* [Brief]
Repeat the following records exactly, line for line, without changing anything.

[Collected data]
-- begin --

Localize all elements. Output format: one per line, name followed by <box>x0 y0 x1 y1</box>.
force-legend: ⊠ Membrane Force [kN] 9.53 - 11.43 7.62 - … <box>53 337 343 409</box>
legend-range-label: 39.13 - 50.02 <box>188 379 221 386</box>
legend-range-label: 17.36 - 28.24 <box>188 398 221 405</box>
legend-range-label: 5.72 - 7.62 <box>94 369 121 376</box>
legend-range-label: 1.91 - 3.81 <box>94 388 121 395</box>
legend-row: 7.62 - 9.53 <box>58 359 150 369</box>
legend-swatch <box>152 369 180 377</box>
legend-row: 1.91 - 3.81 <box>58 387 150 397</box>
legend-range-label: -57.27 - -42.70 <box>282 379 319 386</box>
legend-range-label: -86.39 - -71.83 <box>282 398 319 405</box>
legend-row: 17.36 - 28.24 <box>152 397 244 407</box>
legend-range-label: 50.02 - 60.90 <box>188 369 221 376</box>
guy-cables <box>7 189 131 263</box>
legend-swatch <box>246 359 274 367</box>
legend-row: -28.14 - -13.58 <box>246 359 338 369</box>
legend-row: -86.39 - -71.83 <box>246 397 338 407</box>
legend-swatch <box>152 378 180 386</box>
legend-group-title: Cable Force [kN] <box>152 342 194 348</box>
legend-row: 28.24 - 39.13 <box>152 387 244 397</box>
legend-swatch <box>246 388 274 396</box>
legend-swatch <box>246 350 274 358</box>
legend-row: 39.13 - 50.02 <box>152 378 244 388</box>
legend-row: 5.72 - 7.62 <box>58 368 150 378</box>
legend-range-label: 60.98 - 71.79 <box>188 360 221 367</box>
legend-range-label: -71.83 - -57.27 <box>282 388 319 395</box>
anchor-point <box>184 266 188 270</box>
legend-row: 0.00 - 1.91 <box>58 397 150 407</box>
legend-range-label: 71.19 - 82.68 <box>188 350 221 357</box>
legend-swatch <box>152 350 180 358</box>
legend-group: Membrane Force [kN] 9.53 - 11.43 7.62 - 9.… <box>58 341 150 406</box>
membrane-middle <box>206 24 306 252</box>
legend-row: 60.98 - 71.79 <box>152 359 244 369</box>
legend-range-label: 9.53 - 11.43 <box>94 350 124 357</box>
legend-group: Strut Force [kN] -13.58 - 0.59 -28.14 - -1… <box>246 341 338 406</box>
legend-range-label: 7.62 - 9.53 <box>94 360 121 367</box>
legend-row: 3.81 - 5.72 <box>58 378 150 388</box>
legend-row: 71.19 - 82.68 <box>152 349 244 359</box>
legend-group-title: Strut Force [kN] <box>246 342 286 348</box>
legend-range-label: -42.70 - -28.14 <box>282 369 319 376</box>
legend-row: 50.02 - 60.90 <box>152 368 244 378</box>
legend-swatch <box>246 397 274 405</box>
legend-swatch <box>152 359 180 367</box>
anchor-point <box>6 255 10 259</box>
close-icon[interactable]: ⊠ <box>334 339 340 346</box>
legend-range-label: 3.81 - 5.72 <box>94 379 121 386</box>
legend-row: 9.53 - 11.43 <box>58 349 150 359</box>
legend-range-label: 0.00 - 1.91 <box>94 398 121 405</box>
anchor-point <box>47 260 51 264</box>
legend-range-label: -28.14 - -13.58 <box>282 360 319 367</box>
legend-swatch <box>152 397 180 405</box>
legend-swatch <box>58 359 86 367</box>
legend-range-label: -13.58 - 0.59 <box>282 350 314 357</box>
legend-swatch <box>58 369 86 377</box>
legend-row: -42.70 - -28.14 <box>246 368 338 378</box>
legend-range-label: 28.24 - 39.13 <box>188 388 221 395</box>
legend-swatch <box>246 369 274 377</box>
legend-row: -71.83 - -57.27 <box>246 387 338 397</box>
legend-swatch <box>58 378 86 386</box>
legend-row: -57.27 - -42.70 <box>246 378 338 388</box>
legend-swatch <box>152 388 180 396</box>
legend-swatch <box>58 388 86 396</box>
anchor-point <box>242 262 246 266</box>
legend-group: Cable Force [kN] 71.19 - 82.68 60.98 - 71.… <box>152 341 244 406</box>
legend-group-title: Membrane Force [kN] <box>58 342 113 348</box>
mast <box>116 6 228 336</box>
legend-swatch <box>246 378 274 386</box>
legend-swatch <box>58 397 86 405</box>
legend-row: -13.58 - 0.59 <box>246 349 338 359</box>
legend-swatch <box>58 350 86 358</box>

-- end --

* [Exercise result]
Localize all elements. Output format: one per line, name followed by <box>x0 y0 x1 y1</box>.
force-legend: ⊠ Membrane Force [kN] 9.53 - 11.43 7.62 - … <box>53 337 343 409</box>
legend-range-label: 39.13 - 50.02 <box>188 379 221 386</box>
legend-range-label: 17.36 - 28.24 <box>188 398 221 405</box>
legend-range-label: 5.72 - 7.62 <box>94 369 121 376</box>
legend-range-label: 1.91 - 3.81 <box>94 388 121 395</box>
legend-row: 7.62 - 9.53 <box>58 359 150 369</box>
legend-swatch <box>152 369 180 377</box>
legend-row: 1.91 - 3.81 <box>58 387 150 397</box>
legend-range-label: -57.27 - -42.70 <box>282 379 319 386</box>
legend-range-label: -86.39 - -71.83 <box>282 398 319 405</box>
legend-row: 17.36 - 28.24 <box>152 397 244 407</box>
legend-range-label: 50.02 - 60.90 <box>188 369 221 376</box>
guy-cables <box>7 189 131 263</box>
legend-swatch <box>246 359 274 367</box>
legend-row: -28.14 - -13.58 <box>246 359 338 369</box>
legend-row: -86.39 - -71.83 <box>246 397 338 407</box>
legend-swatch <box>152 378 180 386</box>
legend-group-title: Cable Force [kN] <box>152 342 194 348</box>
legend-row: 28.24 - 39.13 <box>152 387 244 397</box>
legend-swatch <box>246 388 274 396</box>
legend-swatch <box>246 350 274 358</box>
legend-row: 39.13 - 50.02 <box>152 378 244 388</box>
legend-row: 5.72 - 7.62 <box>58 368 150 378</box>
legend-range-label: 60.98 - 71.79 <box>188 360 221 367</box>
legend-range-label: -71.83 - -57.27 <box>282 388 319 395</box>
anchor-point <box>184 266 188 270</box>
legend-row: 0.00 - 1.91 <box>58 397 150 407</box>
legend-range-label: 71.19 - 82.68 <box>188 350 221 357</box>
legend-swatch <box>152 350 180 358</box>
legend-group: Membrane Force [kN] 9.53 - 11.43 7.62 - 9.… <box>58 341 150 406</box>
membrane-middle <box>206 24 306 252</box>
legend-row: 60.98 - 71.79 <box>152 359 244 369</box>
legend-range-label: 9.53 - 11.43 <box>94 350 124 357</box>
legend-group: Strut Force [kN] -13.58 - 0.59 -28.14 - -1… <box>246 341 338 406</box>
legend-range-label: 7.62 - 9.53 <box>94 360 121 367</box>
legend-row: 3.81 - 5.72 <box>58 378 150 388</box>
legend-row: 71.19 - 82.68 <box>152 349 244 359</box>
legend-group-title: Strut Force [kN] <box>246 342 286 348</box>
legend-range-label: -42.70 - -28.14 <box>282 369 319 376</box>
legend-row: 50.02 - 60.90 <box>152 368 244 378</box>
legend-swatch <box>246 397 274 405</box>
legend-swatch <box>152 359 180 367</box>
anchor-point <box>6 255 10 259</box>
close-icon[interactable]: ⊠ <box>334 339 340 346</box>
legend-range-label: 3.81 - 5.72 <box>94 379 121 386</box>
legend-row: 9.53 - 11.43 <box>58 349 150 359</box>
legend-range-label: 0.00 - 1.91 <box>94 398 121 405</box>
anchor-point <box>47 260 51 264</box>
legend-range-label: -28.14 - -13.58 <box>282 360 319 367</box>
legend-swatch <box>152 397 180 405</box>
legend-swatch <box>58 359 86 367</box>
legend-range-label: -13.58 - 0.59 <box>282 350 314 357</box>
legend-swatch <box>58 369 86 377</box>
legend-row: -42.70 - -28.14 <box>246 368 338 378</box>
legend-range-label: 28.24 - 39.13 <box>188 388 221 395</box>
legend-swatch <box>246 369 274 377</box>
legend-row: -71.83 - -57.27 <box>246 387 338 397</box>
legend-swatch <box>58 378 86 386</box>
legend-row: -57.27 - -42.70 <box>246 378 338 388</box>
legend-swatch <box>152 388 180 396</box>
legend-swatch <box>58 388 86 396</box>
anchor-point <box>242 262 246 266</box>
legend-group: Cable Force [kN] 71.19 - 82.68 60.98 - 71.… <box>152 341 244 406</box>
legend-group-title: Membrane Force [kN] <box>58 342 113 348</box>
mast <box>116 6 228 336</box>
legend-swatch <box>246 378 274 386</box>
legend-swatch <box>58 397 86 405</box>
legend-row: -13.58 - 0.59 <box>246 349 338 359</box>
legend-swatch <box>58 350 86 358</box>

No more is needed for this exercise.